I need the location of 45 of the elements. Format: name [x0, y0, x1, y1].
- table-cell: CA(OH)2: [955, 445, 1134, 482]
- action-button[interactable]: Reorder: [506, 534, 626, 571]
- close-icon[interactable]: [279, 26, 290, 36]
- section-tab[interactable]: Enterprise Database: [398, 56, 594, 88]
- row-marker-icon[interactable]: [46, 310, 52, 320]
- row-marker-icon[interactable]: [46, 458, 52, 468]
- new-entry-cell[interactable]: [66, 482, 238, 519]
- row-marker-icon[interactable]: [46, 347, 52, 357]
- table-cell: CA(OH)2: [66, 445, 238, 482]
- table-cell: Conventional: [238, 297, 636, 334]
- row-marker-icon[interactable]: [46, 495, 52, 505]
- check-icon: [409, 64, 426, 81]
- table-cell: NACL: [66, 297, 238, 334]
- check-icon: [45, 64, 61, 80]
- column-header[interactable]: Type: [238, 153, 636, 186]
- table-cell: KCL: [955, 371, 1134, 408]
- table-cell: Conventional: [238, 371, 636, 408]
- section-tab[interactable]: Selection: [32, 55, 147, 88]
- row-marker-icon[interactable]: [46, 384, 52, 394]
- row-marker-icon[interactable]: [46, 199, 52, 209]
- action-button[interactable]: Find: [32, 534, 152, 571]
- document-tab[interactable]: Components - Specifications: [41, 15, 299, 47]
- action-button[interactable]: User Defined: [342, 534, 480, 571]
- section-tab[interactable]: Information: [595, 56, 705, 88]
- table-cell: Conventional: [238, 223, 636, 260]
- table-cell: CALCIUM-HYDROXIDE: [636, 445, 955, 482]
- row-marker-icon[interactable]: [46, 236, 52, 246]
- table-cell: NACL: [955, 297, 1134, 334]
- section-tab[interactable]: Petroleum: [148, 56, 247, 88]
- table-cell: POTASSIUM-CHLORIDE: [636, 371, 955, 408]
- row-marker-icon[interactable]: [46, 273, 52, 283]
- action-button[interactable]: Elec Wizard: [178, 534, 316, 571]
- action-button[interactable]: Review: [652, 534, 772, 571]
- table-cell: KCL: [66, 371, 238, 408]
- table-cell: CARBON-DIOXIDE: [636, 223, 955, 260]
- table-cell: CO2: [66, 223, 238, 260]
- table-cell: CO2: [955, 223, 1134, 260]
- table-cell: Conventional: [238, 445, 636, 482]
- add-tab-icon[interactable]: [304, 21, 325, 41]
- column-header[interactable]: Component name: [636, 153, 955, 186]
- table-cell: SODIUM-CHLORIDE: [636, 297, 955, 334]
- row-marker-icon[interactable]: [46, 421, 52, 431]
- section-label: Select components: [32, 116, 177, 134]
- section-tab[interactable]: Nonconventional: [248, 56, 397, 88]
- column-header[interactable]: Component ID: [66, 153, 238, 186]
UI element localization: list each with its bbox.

* * *

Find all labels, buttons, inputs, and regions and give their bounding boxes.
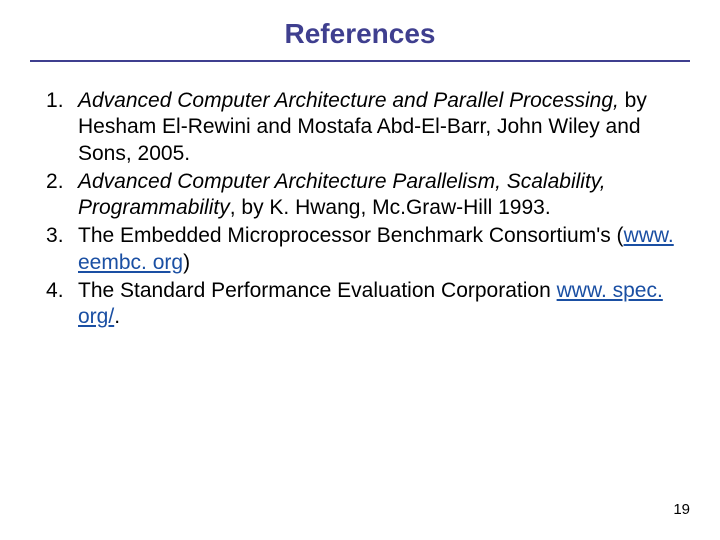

Exercise instructions
Write out, with no changes, the rows from the line containing "I need the location" through the line containing "- new-entry-cell[interactable]: [66, 482, 238, 519]", including both of those lines.

Correct output
I need the location of 45 of the elements. Format: name [x0, y0, x1, y1].
- table-cell: CA(OH)2: [955, 445, 1134, 482]
- action-button[interactable]: Reorder: [506, 534, 626, 571]
- close-icon[interactable]: [279, 26, 290, 36]
- section-tab[interactable]: Enterprise Database: [398, 56, 594, 88]
- row-marker-icon[interactable]: [46, 310, 52, 320]
- row-marker-icon[interactable]: [46, 458, 52, 468]
- new-entry-cell[interactable]: [66, 482, 238, 519]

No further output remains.